Task directions
Filter the records below for the word "date". Copy each line that holds it.

Material provided

********

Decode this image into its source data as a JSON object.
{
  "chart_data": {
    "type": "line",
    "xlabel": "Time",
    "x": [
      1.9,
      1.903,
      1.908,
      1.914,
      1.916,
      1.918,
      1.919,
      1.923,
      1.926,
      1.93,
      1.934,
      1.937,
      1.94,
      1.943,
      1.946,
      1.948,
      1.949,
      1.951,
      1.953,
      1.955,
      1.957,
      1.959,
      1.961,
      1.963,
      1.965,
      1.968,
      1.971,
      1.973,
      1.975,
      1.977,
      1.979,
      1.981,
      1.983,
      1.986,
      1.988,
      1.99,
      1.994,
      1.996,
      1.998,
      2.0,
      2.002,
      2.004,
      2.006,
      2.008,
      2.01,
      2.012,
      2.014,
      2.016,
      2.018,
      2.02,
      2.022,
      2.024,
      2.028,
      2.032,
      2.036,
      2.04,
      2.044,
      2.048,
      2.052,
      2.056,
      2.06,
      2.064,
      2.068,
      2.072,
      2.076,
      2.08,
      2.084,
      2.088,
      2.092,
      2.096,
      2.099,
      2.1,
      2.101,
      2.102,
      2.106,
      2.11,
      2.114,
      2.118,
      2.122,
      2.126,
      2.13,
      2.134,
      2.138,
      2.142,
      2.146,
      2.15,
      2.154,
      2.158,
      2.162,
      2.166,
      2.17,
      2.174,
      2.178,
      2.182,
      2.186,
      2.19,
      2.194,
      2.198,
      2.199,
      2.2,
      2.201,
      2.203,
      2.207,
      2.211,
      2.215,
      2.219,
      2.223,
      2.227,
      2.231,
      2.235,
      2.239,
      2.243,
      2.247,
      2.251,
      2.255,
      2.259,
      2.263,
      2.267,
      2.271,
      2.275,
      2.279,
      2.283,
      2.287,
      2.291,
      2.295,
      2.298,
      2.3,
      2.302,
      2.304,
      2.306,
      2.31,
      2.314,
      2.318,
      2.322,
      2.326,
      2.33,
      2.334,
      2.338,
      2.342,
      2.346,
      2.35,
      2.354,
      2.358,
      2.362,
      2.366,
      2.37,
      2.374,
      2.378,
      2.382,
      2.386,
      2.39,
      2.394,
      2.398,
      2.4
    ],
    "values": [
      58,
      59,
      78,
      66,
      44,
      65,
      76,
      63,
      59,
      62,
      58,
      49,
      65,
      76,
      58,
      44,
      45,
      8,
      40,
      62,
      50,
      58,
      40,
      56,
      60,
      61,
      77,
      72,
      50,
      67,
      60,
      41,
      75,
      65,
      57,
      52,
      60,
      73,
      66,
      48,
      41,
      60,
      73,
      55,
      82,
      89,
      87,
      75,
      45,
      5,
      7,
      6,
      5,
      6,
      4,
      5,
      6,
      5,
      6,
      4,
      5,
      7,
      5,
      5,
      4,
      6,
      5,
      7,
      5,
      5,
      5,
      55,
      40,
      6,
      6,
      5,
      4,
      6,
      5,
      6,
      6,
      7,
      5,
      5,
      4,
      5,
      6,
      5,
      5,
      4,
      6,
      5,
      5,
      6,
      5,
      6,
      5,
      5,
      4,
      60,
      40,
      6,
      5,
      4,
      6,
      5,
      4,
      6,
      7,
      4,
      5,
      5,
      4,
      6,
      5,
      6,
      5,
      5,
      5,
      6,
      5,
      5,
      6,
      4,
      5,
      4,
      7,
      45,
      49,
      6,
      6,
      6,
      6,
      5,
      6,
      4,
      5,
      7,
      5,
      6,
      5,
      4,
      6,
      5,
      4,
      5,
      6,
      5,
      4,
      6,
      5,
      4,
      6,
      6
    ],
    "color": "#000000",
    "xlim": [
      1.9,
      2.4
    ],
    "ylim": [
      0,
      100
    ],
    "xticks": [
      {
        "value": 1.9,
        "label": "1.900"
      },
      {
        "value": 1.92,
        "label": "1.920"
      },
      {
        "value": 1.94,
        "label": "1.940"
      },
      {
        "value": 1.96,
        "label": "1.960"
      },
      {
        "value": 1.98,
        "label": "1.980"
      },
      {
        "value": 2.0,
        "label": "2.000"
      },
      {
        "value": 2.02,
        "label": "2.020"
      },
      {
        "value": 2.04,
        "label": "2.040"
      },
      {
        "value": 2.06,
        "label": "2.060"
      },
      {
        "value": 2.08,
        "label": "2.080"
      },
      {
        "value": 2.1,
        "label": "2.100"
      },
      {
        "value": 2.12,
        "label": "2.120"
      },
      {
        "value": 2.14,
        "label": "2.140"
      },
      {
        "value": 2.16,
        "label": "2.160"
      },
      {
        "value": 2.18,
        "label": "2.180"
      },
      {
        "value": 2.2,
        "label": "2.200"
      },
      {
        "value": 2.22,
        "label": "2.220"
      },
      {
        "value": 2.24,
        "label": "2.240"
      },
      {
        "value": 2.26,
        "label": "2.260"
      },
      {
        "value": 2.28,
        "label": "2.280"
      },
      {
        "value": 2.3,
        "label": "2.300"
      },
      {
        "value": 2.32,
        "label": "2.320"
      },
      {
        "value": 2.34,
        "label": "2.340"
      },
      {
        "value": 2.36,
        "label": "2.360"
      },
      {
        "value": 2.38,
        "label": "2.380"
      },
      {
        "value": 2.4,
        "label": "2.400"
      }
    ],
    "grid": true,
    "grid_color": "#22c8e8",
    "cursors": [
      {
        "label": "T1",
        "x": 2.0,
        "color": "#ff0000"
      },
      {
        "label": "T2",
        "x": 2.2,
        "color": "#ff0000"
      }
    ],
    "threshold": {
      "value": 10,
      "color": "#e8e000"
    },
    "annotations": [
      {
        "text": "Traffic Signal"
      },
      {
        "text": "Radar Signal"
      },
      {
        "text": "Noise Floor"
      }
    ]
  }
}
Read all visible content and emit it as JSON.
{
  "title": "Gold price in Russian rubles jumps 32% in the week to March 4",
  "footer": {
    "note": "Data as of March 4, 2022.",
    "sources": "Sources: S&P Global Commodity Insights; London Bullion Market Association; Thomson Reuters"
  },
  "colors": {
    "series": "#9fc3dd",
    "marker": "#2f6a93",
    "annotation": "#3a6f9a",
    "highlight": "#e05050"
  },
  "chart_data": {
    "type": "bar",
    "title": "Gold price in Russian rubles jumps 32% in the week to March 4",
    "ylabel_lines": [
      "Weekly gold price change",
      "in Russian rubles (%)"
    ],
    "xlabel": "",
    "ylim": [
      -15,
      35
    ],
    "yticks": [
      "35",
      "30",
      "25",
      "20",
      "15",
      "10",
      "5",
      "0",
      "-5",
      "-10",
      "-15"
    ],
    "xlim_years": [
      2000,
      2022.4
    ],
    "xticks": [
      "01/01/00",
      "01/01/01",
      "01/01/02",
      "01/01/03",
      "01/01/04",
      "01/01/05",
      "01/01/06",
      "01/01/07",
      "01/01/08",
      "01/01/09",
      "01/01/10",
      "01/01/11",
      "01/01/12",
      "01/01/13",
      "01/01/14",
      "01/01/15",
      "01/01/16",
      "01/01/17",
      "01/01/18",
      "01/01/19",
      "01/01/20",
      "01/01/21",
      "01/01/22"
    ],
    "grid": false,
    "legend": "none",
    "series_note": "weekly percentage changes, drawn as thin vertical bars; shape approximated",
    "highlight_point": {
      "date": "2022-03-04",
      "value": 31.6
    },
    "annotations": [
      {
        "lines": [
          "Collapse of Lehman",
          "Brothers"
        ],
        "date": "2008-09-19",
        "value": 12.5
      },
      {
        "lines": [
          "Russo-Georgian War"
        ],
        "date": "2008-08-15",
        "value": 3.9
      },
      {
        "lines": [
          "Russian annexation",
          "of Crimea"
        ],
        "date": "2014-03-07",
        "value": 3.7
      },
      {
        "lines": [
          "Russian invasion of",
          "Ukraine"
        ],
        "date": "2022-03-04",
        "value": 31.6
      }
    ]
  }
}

********

Exercise result
      "date": "2022-03-04",
        "date": "2008-09-19",
        "date": "2008-08-15",
        "date": "2014-03-07",
        "date": "2022-03-04",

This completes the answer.